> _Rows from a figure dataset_
+-------+

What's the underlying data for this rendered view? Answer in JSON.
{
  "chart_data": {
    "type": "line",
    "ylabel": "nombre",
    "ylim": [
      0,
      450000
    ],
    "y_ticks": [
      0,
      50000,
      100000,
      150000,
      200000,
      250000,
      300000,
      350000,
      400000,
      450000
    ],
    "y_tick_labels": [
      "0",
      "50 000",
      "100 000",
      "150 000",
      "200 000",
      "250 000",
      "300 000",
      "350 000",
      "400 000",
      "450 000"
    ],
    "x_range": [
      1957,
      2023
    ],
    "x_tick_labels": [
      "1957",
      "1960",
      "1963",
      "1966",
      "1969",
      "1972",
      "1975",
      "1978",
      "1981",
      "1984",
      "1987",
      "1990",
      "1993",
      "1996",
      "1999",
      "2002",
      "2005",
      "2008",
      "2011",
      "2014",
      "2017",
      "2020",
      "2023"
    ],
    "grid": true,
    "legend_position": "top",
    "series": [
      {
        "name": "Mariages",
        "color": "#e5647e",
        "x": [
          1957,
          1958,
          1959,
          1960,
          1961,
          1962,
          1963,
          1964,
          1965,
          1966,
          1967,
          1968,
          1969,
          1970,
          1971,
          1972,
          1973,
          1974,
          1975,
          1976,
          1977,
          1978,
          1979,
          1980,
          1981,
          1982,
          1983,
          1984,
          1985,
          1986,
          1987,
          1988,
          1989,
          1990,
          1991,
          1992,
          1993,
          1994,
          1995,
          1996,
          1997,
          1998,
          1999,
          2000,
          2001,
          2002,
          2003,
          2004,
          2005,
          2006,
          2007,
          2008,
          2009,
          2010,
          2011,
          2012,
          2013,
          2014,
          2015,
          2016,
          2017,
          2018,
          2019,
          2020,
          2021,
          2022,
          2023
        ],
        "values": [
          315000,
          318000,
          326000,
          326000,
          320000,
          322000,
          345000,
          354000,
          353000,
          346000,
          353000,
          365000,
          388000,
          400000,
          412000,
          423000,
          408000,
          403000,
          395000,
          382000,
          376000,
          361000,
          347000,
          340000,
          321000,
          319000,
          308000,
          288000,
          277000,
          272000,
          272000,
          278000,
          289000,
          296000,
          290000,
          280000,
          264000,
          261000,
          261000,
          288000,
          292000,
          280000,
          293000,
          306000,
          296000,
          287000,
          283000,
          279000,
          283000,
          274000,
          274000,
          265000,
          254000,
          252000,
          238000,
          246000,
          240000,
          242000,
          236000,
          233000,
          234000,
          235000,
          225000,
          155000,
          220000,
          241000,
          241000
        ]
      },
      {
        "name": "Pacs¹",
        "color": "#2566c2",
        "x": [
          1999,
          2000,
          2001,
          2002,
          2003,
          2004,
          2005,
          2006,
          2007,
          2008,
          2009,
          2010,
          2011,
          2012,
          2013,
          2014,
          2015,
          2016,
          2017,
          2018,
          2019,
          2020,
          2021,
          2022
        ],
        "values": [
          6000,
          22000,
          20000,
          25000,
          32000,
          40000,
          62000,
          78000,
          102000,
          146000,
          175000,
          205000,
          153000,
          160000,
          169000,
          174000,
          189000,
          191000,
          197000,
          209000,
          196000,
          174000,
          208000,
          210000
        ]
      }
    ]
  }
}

+-------+

> _Exercise goal_
Repeat the data above, word for word.

> _Exercise output_
What's the underlying data for this rendered view? Answer in JSON.
{
  "chart_data": {
    "type": "line",
    "ylabel": "nombre",
    "ylim": [
      0,
      450000
    ],
    "y_ticks": [
      0,
      50000,
      100000,
      150000,
      200000,
      250000,
      300000,
      350000,
      400000,
      450000
    ],
    "y_tick_labels": [
      "0",
      "50 000",
      "100 000",
      "150 000",
      "200 000",
      "250 000",
      "300 000",
      "350 000",
      "400 000",
      "450 000"
    ],
    "x_range": [
      1957,
      2023
    ],
    "x_tick_labels": [
      "1957",
      "1960",
      "1963",
      "1966",
      "1969",
      "1972",
      "1975",
      "1978",
      "1981",
      "1984",
      "1987",
      "1990",
      "1993",
      "1996",
      "1999",
      "2002",
      "2005",
      "2008",
      "2011",
      "2014",
      "2017",
      "2020",
      "2023"
    ],
    "grid": true,
    "legend_position": "top",
    "series": [
      {
        "name": "Mariages",
        "color": "#e5647e",
        "x": [
          1957,
          1958,
          1959,
          1960,
          1961,
          1962,
          1963,
          1964,
          1965,
          1966,
          1967,
          1968,
          1969,
          1970,
          1971,
          1972,
          1973,
          1974,
          1975,
          1976,
          1977,
          1978,
          1979,
          1980,
          1981,
          1982,
          1983,
          1984,
          1985,
          1986,
          1987,
          1988,
          1989,
          1990,
          1991,
          1992,
          1993,
          1994,
          1995,
          1996,
          1997,
          1998,
          1999,
          2000,
          2001,
          2002,
          2003,
          2004,
          2005,
          2006,
          2007,
          2008,
          2009,
          2010,
          2011,
          2012,
          2013,
          2014,
          2015,
          2016,
          2017,
          2018,
          2019,
          2020,
          2021,
          2022,
          2023
        ],
        "values": [
          315000,
          318000,
          326000,
          326000,
          320000,
          322000,
          345000,
          354000,
          353000,
          346000,
          353000,
          365000,
          388000,
          400000,
          412000,
          423000,
          408000,
          403000,
          395000,
          382000,
          376000,
          361000,
          347000,
          340000,
          321000,
          319000,
          308000,
          288000,
          277000,
          272000,
          272000,
          278000,
          289000,
          296000,
          290000,
          280000,
          264000,
          261000,
          261000,
          288000,
          292000,
          280000,
          293000,
          306000,
          296000,
          287000,
          283000,
          279000,
          283000,
          274000,
          274000,
          265000,
          254000,
          252000,
          238000,
          246000,
          240000,
          242000,
          236000,
          233000,
          234000,
          235000,
          225000,
          155000,
          220000,
          241000,
          241000
        ]
      },
      {
        "name": "Pacs¹",
        "color": "#2566c2",
        "x": [
          1999,
          2000,
          2001,
          2002,
          2003,
          2004,
          2005,
          2006,
          2007,
          2008,
          2009,
          2010,
          2011,
          2012,
          2013,
          2014,
          2015,
          2016,
          2017,
          2018,
          2019,
          2020,
          2021,
          2022
        ],
        "values": [
          6000,
          22000,
          20000,
          25000,
          32000,
          40000,
          62000,
          78000,
          102000,
          146000,
          175000,
          205000,
          153000,
          160000,
          169000,
          174000,
          189000,
          191000,
          197000,
          209000,
          196000,
          174000,
          208000,
          210000
        ]
      }
    ]
  }
}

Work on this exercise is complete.